• _RECORD EXCERPTS_:
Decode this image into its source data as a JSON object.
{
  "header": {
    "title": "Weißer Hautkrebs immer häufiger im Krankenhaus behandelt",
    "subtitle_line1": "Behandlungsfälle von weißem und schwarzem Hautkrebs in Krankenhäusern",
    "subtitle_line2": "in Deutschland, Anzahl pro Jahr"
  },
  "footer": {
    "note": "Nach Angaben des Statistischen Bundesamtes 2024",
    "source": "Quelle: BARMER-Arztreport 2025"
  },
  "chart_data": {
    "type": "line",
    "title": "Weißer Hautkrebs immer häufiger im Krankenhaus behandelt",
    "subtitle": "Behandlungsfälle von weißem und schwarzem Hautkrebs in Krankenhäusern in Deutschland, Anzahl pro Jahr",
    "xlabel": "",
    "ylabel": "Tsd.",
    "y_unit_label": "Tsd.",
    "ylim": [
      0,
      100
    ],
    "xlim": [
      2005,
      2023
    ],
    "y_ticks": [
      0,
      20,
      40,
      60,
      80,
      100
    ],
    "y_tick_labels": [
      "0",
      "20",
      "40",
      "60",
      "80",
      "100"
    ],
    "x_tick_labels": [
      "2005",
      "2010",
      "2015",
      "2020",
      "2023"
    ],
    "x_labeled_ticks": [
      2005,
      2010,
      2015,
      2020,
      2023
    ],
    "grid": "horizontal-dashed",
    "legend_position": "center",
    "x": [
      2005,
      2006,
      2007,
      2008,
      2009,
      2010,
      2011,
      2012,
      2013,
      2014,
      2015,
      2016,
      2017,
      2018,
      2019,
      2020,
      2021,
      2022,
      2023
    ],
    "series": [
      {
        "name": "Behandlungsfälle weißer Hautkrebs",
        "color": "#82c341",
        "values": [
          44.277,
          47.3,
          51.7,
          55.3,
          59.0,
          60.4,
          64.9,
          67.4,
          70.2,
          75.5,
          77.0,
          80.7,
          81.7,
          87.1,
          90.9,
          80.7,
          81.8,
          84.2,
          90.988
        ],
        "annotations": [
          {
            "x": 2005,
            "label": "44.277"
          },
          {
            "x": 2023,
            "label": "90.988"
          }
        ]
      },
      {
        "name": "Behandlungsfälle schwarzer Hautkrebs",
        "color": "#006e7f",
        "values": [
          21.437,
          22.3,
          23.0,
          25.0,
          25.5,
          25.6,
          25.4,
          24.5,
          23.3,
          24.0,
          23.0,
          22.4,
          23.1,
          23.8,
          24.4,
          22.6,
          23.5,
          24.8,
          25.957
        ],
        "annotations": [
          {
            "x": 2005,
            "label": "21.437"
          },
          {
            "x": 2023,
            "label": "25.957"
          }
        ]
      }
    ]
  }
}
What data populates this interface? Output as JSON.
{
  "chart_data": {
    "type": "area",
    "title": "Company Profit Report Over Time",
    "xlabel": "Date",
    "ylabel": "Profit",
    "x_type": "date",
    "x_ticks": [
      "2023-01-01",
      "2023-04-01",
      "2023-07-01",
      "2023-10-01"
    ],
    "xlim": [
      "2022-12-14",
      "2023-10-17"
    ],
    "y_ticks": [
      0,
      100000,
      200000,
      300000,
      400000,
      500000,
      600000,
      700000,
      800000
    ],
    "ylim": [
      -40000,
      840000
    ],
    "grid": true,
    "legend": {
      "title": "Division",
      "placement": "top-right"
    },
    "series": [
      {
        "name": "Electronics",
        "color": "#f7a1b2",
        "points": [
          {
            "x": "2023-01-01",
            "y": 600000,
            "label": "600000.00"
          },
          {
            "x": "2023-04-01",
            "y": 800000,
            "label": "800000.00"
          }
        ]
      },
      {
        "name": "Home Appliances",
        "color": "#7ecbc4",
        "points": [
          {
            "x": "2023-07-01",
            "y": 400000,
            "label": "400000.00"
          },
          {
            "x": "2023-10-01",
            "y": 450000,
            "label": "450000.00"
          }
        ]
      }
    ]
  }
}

• _OBJECTIVE_: Collect from the data above every line that includes "Deutschland".

• _RESPONSE TO THE EXERCISE_:
    "subtitle_line2": "in Deutschland, Anzahl pro Jahr"
    "subtitle": "Behandlungsfälle von weißem und schwarzem Hautkrebs in Krankenhäusern in Deutschland, Anzahl pro Jahr",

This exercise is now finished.